(Chart and figure data)
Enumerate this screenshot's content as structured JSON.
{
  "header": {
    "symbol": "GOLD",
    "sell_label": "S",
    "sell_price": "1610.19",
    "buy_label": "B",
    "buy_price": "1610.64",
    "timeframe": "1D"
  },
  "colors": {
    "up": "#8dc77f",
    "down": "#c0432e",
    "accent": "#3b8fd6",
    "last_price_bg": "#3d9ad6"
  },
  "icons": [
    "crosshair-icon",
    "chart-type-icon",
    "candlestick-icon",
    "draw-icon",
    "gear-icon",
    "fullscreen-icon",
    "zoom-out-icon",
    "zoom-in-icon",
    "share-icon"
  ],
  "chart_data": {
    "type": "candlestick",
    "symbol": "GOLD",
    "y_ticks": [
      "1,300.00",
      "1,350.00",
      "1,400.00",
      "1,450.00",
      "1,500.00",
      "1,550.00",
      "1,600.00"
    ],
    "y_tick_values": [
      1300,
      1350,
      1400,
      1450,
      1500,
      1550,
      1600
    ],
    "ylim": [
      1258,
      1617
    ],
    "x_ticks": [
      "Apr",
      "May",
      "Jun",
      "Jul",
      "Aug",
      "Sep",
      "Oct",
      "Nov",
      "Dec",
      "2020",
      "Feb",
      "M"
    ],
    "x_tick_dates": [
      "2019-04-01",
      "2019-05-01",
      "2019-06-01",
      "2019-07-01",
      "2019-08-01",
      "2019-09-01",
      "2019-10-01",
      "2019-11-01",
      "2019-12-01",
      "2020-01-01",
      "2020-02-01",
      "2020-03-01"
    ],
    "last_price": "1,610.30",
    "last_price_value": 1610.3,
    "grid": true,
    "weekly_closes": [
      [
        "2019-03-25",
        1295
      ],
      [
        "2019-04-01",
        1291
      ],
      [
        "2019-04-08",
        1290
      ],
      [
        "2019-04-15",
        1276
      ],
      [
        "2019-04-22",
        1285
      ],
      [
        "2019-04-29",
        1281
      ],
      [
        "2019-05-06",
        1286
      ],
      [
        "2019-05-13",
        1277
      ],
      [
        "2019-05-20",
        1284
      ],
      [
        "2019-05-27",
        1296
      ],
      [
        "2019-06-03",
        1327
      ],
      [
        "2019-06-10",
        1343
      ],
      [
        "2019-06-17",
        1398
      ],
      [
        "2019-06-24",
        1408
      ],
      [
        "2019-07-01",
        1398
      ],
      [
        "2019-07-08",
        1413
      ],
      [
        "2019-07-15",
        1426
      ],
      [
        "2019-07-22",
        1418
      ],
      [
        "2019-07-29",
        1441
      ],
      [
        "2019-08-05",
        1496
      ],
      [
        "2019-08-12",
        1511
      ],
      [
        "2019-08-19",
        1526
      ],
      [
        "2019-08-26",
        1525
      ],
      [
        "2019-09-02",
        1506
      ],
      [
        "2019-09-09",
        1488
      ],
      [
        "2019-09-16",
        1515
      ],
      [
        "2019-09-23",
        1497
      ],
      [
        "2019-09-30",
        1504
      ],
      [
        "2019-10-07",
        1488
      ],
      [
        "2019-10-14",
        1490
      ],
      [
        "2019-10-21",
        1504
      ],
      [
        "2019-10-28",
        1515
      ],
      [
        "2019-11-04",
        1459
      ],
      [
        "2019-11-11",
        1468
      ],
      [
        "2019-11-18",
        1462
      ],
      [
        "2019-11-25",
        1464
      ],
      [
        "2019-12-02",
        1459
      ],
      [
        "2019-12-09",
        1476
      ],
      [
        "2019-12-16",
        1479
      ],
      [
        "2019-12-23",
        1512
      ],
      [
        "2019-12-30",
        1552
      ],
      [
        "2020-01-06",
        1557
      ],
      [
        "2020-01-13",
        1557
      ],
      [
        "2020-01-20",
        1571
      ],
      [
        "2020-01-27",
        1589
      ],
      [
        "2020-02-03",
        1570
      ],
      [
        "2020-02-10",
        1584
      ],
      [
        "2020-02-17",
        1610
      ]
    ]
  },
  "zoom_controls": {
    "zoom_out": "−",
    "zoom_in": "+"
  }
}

*AIM OF THE EXERCISE:*
Write out all the lines again, exactly as they are.

*RESPONSE TO THE TASK:*
Enumerate this screenshot's content as structured JSON.
{
  "header": {
    "symbol": "GOLD",
    "sell_label": "S",
    "sell_price": "1610.19",
    "buy_label": "B",
    "buy_price": "1610.64",
    "timeframe": "1D"
  },
  "colors": {
    "up": "#8dc77f",
    "down": "#c0432e",
    "accent": "#3b8fd6",
    "last_price_bg": "#3d9ad6"
  },
  "icons": [
    "crosshair-icon",
    "chart-type-icon",
    "candlestick-icon",
    "draw-icon",
    "gear-icon",
    "fullscreen-icon",
    "zoom-out-icon",
    "zoom-in-icon",
    "share-icon"
  ],
  "chart_data": {
    "type": "candlestick",
    "symbol": "GOLD",
    "y_ticks": [
      "1,300.00",
      "1,350.00",
      "1,400.00",
      "1,450.00",
      "1,500.00",
      "1,550.00",
      "1,600.00"
    ],
    "y_tick_values": [
      1300,
      1350,
      1400,
      1450,
      1500,
      1550,
      1600
    ],
    "ylim": [
      1258,
      1617
    ],
    "x_ticks": [
      "Apr",
      "May",
      "Jun",
      "Jul",
      "Aug",
      "Sep",
      "Oct",
      "Nov",
      "Dec",
      "2020",
      "Feb",
      "M"
    ],
    "x_tick_dates": [
      "2019-04-01",
      "2019-05-01",
      "2019-06-01",
      "2019-07-01",
      "2019-08-01",
      "2019-09-01",
      "2019-10-01",
      "2019-11-01",
      "2019-12-01",
      "2020-01-01",
      "2020-02-01",
      "2020-03-01"
    ],
    "last_price": "1,610.30",
    "last_price_value": 1610.3,
    "grid": true,
    "weekly_closes": [
      [
        "2019-03-25",
        1295
      ],
      [
        "2019-04-01",
        1291
      ],
      [
        "2019-04-08",
        1290
      ],
      [
        "2019-04-15",
        1276
      ],
      [
        "2019-04-22",
        1285
      ],
      [
        "2019-04-29",
        1281
      ],
      [
        "2019-05-06",
        1286
      ],
      [
        "2019-05-13",
        1277
      ],
      [
        "2019-05-20",
        1284
      ],
      [
        "2019-05-27",
        1296
      ],
      [
        "2019-06-03",
        1327
      ],
      [
        "2019-06-10",
        1343
      ],
      [
        "2019-06-17",
        1398
      ],
      [
        "2019-06-24",
        1408
      ],
      [
        "2019-07-01",
        1398
      ],
      [
        "2019-07-08",
        1413
      ],
      [
        "2019-07-15",
        1426
      ],
      [
        "2019-07-22",
        1418
      ],
      [
        "2019-07-29",
        1441
      ],
      [
        "2019-08-05",
        1496
      ],
      [
        "2019-08-12",
        1511
      ],
      [
        "2019-08-19",
        1526
      ],
      [
        "2019-08-26",
        1525
      ],
      [
        "2019-09-02",
        1506
      ],
      [
        "2019-09-09",
        1488
      ],
      [
        "2019-09-16",
        1515
      ],
      [
        "2019-09-23",
        1497
      ],
      [
        "2019-09-30",
        1504
      ],
      [
        "2019-10-07",
        1488
      ],
      [
        "2019-10-14",
        1490
      ],
      [
        "2019-10-21",
        1504
      ],
      [
        "2019-10-28",
        1515
      ],
      [
        "2019-11-04",
        1459
      ],
      [
        "2019-11-11",
        1468
      ],
      [
        "2019-11-18",
        1462
      ],
      [
        "2019-11-25",
        1464
      ],
      [
        "2019-12-02",
        1459
      ],
      [
        "2019-12-09",
        1476
      ],
      [
        "2019-12-16",
        1479
      ],
      [
        "2019-12-23",
        1512
      ],
      [
        "2019-12-30",
        1552
      ],
      [
        "2020-01-06",
        1557
      ],
      [
        "2020-01-13",
        1557
      ],
      [
        "2020-01-20",
        1571
      ],
      [
        "2020-01-27",
        1589
      ],
      [
        "2020-02-03",
        1570
      ],
      [
        "2020-02-10",
        1584
      ],
      [
        "2020-02-17",
        1610
      ]
    ]
  },
  "zoom_controls": {
    "zoom_out": "−",
    "zoom_in": "+"
  }
}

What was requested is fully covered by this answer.